RECORDS FOR THE EXERCISE:

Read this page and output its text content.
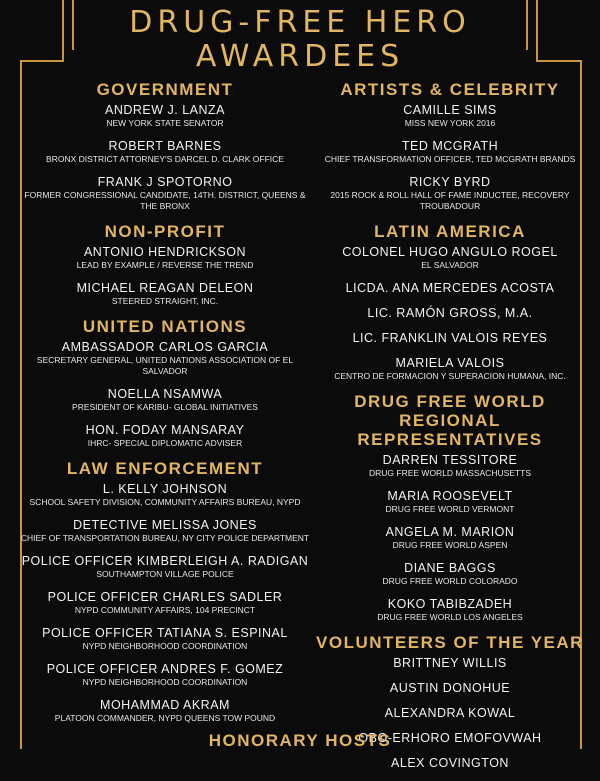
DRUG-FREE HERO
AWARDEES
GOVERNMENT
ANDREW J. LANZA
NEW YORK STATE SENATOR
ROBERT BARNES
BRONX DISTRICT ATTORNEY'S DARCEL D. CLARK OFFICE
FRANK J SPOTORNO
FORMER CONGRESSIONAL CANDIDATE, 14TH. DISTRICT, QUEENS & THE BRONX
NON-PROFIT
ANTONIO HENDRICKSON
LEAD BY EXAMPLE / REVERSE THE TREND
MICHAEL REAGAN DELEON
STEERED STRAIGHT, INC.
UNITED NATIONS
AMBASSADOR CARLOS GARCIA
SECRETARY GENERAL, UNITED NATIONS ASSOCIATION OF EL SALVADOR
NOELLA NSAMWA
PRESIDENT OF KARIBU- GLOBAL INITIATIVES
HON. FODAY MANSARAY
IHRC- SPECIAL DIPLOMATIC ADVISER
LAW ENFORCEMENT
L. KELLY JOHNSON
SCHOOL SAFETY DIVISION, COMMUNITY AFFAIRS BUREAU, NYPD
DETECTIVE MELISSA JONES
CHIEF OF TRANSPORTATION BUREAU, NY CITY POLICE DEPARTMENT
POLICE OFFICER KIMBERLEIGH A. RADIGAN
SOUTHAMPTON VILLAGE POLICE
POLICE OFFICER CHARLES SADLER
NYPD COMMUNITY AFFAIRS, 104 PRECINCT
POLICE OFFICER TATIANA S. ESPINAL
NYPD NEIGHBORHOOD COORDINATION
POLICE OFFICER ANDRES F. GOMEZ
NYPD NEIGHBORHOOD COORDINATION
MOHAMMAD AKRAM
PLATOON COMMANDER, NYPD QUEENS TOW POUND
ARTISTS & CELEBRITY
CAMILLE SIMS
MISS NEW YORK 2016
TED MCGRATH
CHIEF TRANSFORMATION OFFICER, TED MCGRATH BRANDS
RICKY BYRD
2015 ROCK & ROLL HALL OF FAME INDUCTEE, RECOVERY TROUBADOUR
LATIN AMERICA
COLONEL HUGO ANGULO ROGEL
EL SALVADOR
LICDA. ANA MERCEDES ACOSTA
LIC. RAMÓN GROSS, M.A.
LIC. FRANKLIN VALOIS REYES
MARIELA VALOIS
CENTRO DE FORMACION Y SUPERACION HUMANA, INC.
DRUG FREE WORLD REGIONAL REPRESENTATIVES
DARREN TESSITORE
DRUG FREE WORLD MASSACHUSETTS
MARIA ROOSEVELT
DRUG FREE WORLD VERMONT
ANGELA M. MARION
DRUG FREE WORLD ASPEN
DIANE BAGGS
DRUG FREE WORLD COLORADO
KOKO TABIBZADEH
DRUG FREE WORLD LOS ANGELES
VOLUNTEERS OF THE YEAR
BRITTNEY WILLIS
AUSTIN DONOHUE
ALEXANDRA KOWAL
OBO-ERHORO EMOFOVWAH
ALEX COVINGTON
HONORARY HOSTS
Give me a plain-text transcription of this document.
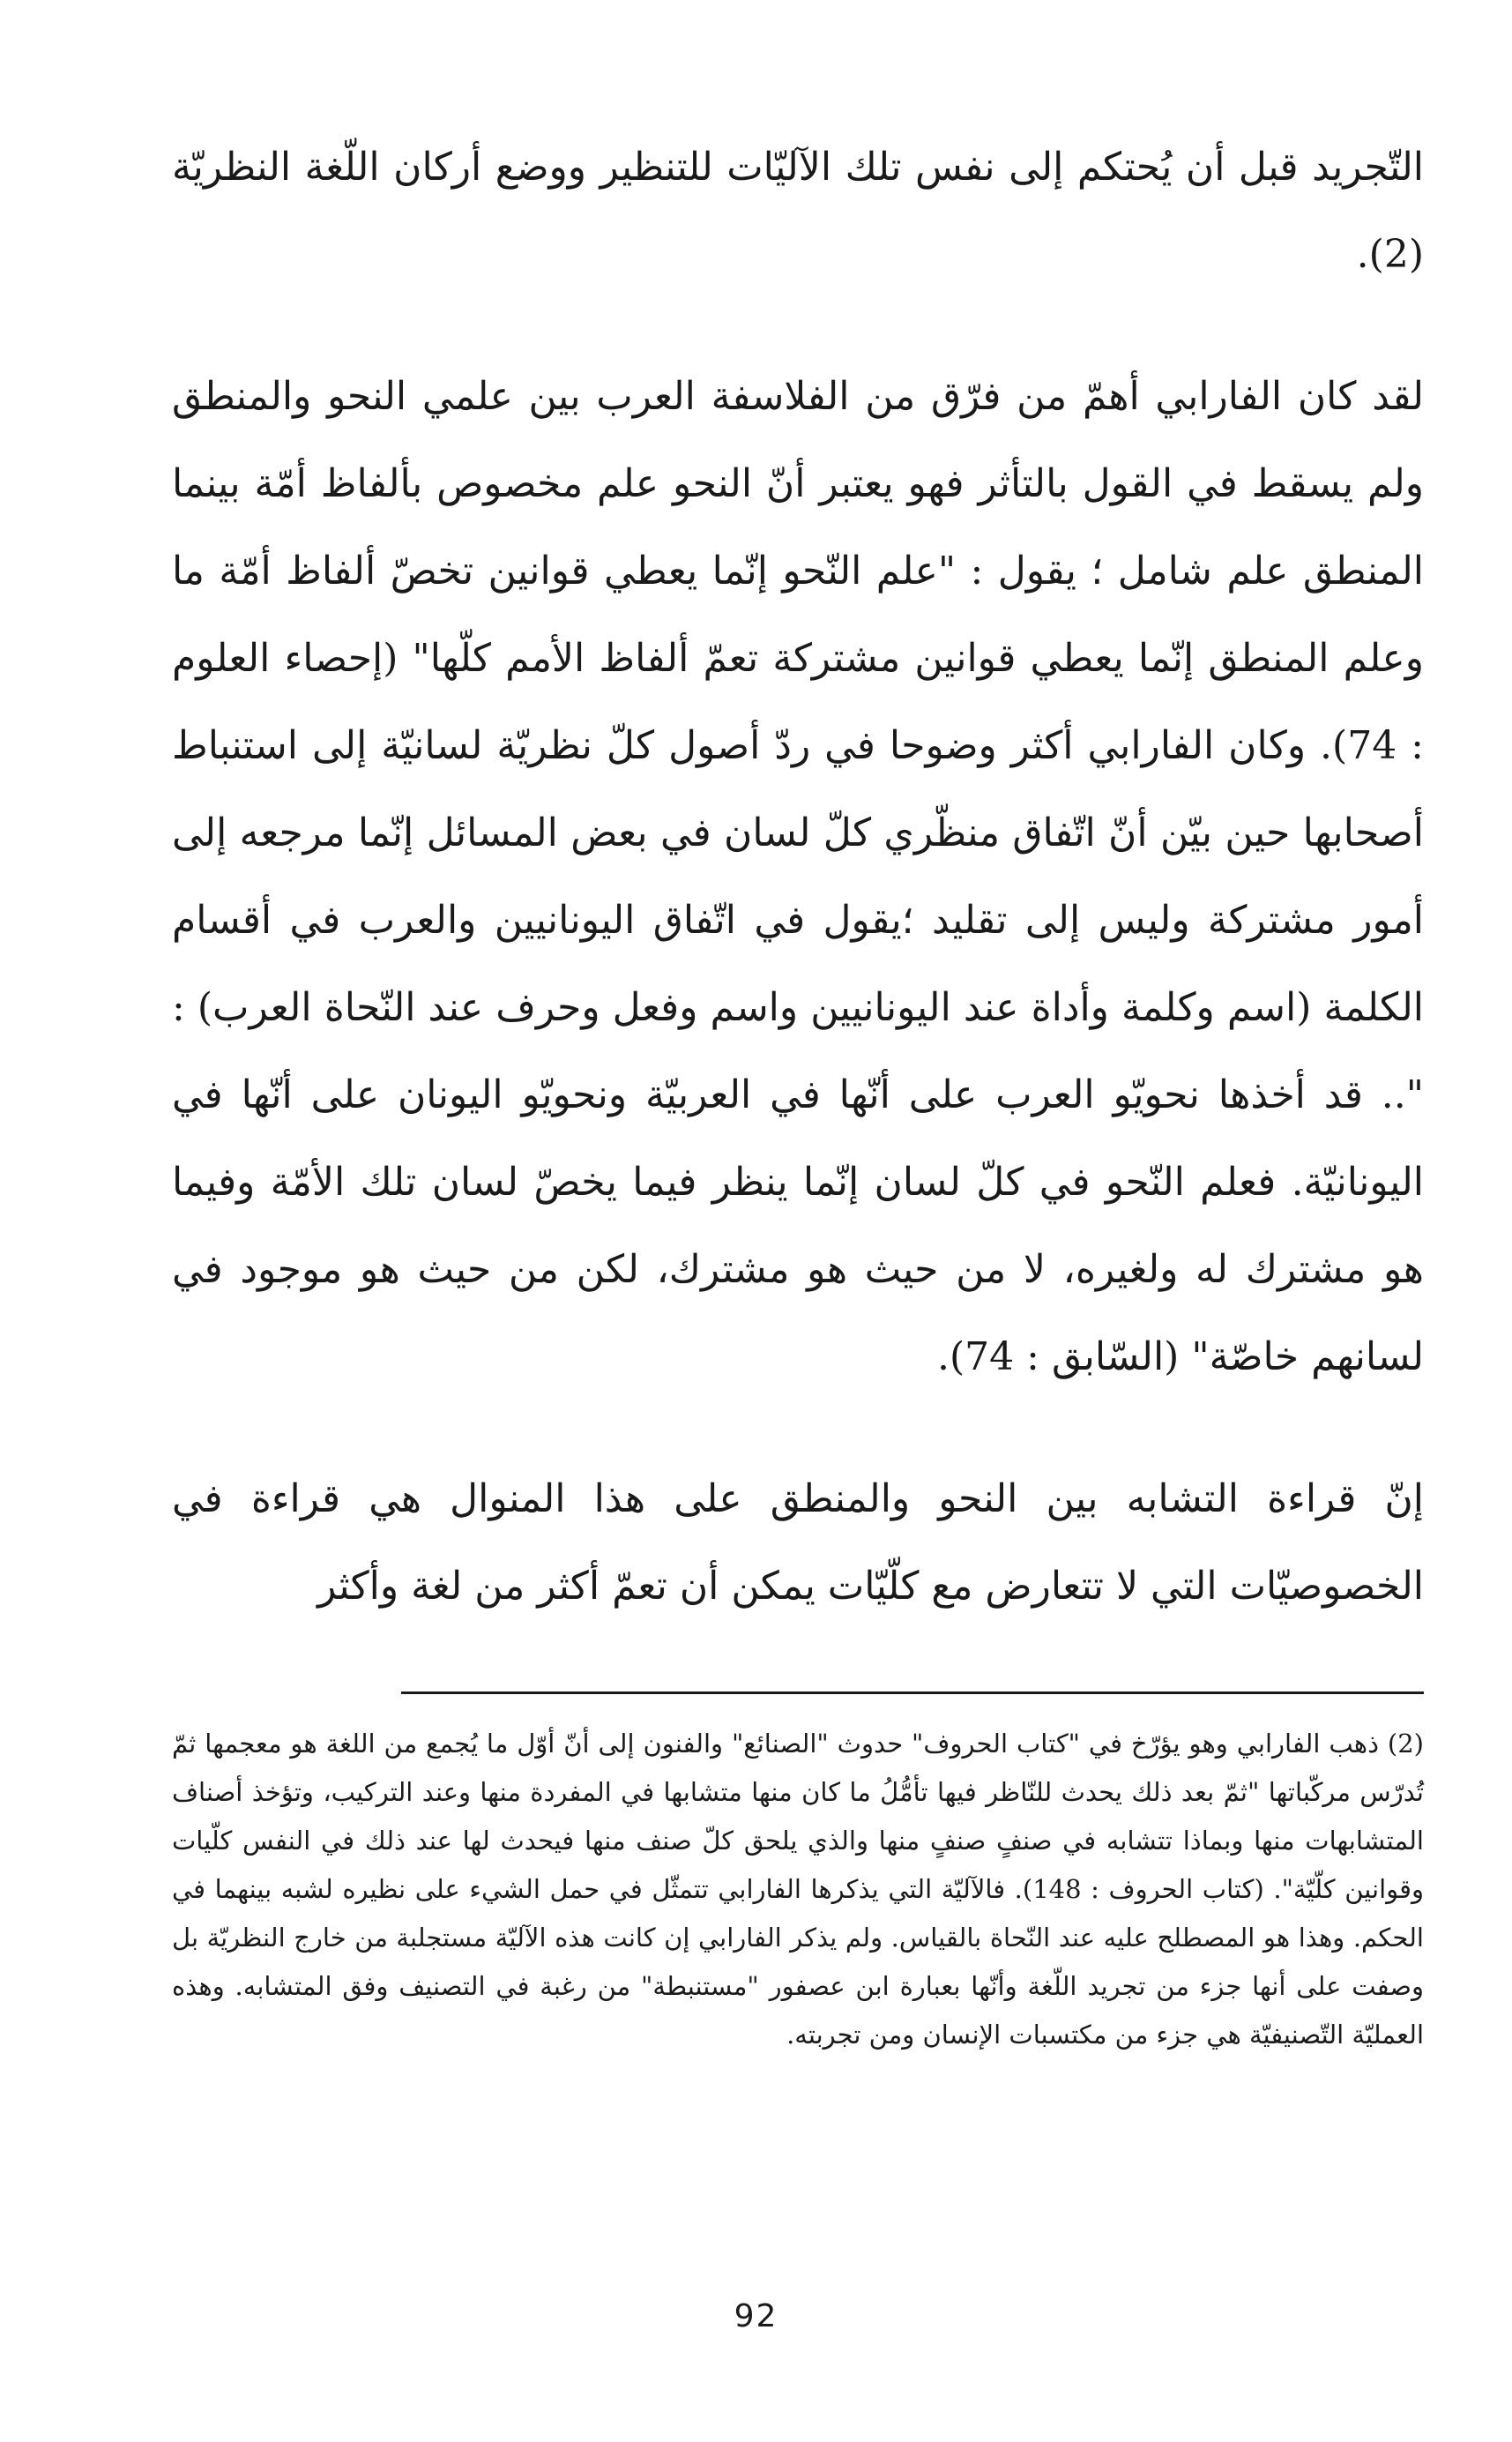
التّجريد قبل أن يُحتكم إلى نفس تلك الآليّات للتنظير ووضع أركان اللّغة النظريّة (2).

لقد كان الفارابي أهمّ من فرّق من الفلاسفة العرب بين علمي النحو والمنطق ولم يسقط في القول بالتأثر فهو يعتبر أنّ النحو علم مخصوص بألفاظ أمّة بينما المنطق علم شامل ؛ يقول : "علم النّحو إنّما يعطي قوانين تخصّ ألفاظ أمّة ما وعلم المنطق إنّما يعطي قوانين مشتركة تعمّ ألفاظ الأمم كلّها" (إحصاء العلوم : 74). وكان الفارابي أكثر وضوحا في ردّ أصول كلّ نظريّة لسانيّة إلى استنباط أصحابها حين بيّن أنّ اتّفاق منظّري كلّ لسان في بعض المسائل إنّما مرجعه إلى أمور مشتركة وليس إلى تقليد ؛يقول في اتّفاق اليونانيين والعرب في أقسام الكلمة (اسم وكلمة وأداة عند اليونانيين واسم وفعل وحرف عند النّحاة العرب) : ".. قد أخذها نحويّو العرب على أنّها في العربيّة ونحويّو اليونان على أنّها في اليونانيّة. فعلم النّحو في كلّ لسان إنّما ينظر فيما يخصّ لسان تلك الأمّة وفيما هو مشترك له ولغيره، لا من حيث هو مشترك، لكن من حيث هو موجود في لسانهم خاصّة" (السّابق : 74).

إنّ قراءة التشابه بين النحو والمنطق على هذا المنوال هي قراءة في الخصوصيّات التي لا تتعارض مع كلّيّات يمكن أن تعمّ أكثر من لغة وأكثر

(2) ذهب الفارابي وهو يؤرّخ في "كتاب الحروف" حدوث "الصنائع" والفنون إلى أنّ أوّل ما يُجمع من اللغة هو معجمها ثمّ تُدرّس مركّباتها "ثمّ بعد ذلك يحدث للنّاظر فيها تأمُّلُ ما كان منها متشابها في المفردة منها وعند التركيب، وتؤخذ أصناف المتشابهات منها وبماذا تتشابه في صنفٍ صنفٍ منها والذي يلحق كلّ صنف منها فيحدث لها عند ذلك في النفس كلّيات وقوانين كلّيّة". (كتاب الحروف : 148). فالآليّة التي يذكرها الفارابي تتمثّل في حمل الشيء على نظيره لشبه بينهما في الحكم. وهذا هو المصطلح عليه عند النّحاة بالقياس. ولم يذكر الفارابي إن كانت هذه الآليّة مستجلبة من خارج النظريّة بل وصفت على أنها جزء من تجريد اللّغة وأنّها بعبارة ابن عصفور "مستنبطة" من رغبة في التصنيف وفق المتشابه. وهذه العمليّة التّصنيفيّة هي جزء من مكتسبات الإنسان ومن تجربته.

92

EXERCISE DETAILS: Write out the entries again, exactly as given, skipping any images.

COMPLETED TASK:
Read this page and output its text content.
DRUG-FREE HERO
AWARDEES
GOVERNMENT
ANDREW J. LANZA
NEW YORK STATE SENATOR
ROBERT BARNES
BRONX DISTRICT ATTORNEY'S DARCEL D. CLARK OFFICE
FRANK J SPOTORNO
FORMER CONGRESSIONAL CANDIDATE, 14TH. DISTRICT, QUEENS & THE BRONX
NON-PROFIT
ANTONIO HENDRICKSON
LEAD BY EXAMPLE / REVERSE THE TREND
MICHAEL REAGAN DELEON
STEERED STRAIGHT, INC.
UNITED NATIONS
AMBASSADOR CARLOS GARCIA
SECRETARY GENERAL, UNITED NATIONS ASSOCIATION OF EL SALVADOR
NOELLA NSAMWA
PRESIDENT OF KARIBU- GLOBAL INITIATIVES
HON. FODAY MANSARAY
IHRC- SPECIAL DIPLOMATIC ADVISER
LAW ENFORCEMENT
L. KELLY JOHNSON
SCHOOL SAFETY DIVISION, COMMUNITY AFFAIRS BUREAU, NYPD
DETECTIVE MELISSA JONES
CHIEF OF TRANSPORTATION BUREAU, NY CITY POLICE DEPARTMENT
POLICE OFFICER KIMBERLEIGH A. RADIGAN
SOUTHAMPTON VILLAGE POLICE
POLICE OFFICER CHARLES SADLER
NYPD COMMUNITY AFFAIRS, 104 PRECINCT
POLICE OFFICER TATIANA S. ESPINAL
NYPD NEIGHBORHOOD COORDINATION
POLICE OFFICER ANDRES F. GOMEZ
NYPD NEIGHBORHOOD COORDINATION
MOHAMMAD AKRAM
PLATOON COMMANDER, NYPD QUEENS TOW POUND
ARTISTS & CELEBRITY
CAMILLE SIMS
MISS NEW YORK 2016
TED MCGRATH
CHIEF TRANSFORMATION OFFICER, TED MCGRATH BRANDS
RICKY BYRD
2015 ROCK & ROLL HALL OF FAME INDUCTEE, RECOVERY TROUBADOUR
LATIN AMERICA
COLONEL HUGO ANGULO ROGEL
EL SALVADOR
LICDA. ANA MERCEDES ACOSTA
LIC. RAMÓN GROSS, M.A.
LIC. FRANKLIN VALOIS REYES
MARIELA VALOIS
CENTRO DE FORMACION Y SUPERACION HUMANA, INC.
DRUG FREE WORLD REGIONAL REPRESENTATIVES
DARREN TESSITORE
DRUG FREE WORLD MASSACHUSETTS
MARIA ROOSEVELT
DRUG FREE WORLD VERMONT
ANGELA M. MARION
DRUG FREE WORLD ASPEN
DIANE BAGGS
DRUG FREE WORLD COLORADO
KOKO TABIBZADEH
DRUG FREE WORLD LOS ANGELES
VOLUNTEERS OF THE YEAR
BRITTNEY WILLIS
AUSTIN DONOHUE
ALEXANDRA KOWAL
OBO-ERHORO EMOFOVWAH
ALEX COVINGTON
HONORARY HOSTS
Give me a plain-text transcription of this document.
التّجريد قبل أن يُحتكم إلى نفس تلك الآليّات للتنظير ووضع أركان اللّغة النظريّة (2).

لقد كان الفارابي أهمّ من فرّق من الفلاسفة العرب بين علمي النحو والمنطق ولم يسقط في القول بالتأثر فهو يعتبر أنّ النحو علم مخصوص بألفاظ أمّة بينما المنطق علم شامل ؛ يقول : "علم النّحو إنّما يعطي قوانين تخصّ ألفاظ أمّة ما وعلم المنطق إنّما يعطي قوانين مشتركة تعمّ ألفاظ الأمم كلّها" (إحصاء العلوم : 74). وكان الفارابي أكثر وضوحا في ردّ أصول كلّ نظريّة لسانيّة إلى استنباط أصحابها حين بيّن أنّ اتّفاق منظّري كلّ لسان في بعض المسائل إنّما مرجعه إلى أمور مشتركة وليس إلى تقليد ؛يقول في اتّفاق اليونانيين والعرب في أقسام الكلمة (اسم وكلمة وأداة عند اليونانيين واسم وفعل وحرف عند النّحاة العرب) : ".. قد أخذها نحويّو العرب على أنّها في العربيّة ونحويّو اليونان على أنّها في اليونانيّة. فعلم النّحو في كلّ لسان إنّما ينظر فيما يخصّ لسان تلك الأمّة وفيما هو مشترك له ولغيره، لا من حيث هو مشترك، لكن من حيث هو موجود في لسانهم خاصّة" (السّابق : 74).

إنّ قراءة التشابه بين النحو والمنطق على هذا المنوال هي قراءة في الخصوصيّات التي لا تتعارض مع كلّيّات يمكن أن تعمّ أكثر من لغة وأكثر

(2) ذهب الفارابي وهو يؤرّخ في "كتاب الحروف" حدوث "الصنائع" والفنون إلى أنّ أوّل ما يُجمع من اللغة هو معجمها ثمّ تُدرّس مركّباتها "ثمّ بعد ذلك يحدث للنّاظر فيها تأمُّلُ ما كان منها متشابها في المفردة منها وعند التركيب، وتؤخذ أصناف المتشابهات منها وبماذا تتشابه في صنفٍ صنفٍ منها والذي يلحق كلّ صنف منها فيحدث لها عند ذلك في النفس كلّيات وقوانين كلّيّة". (كتاب الحروف : 148). فالآليّة التي يذكرها الفارابي تتمثّل في حمل الشيء على نظيره لشبه بينهما في الحكم. وهذا هو المصطلح عليه عند النّحاة بالقياس. ولم يذكر الفارابي إن كانت هذه الآليّة مستجلبة من خارج النظريّة بل وصفت على أنها جزء من تجريد اللّغة وأنّها بعبارة ابن عصفور "مستنبطة" من رغبة في التصنيف وفق المتشابه. وهذه العمليّة التّصنيفيّة هي جزء من مكتسبات الإنسان ومن تجربته.

92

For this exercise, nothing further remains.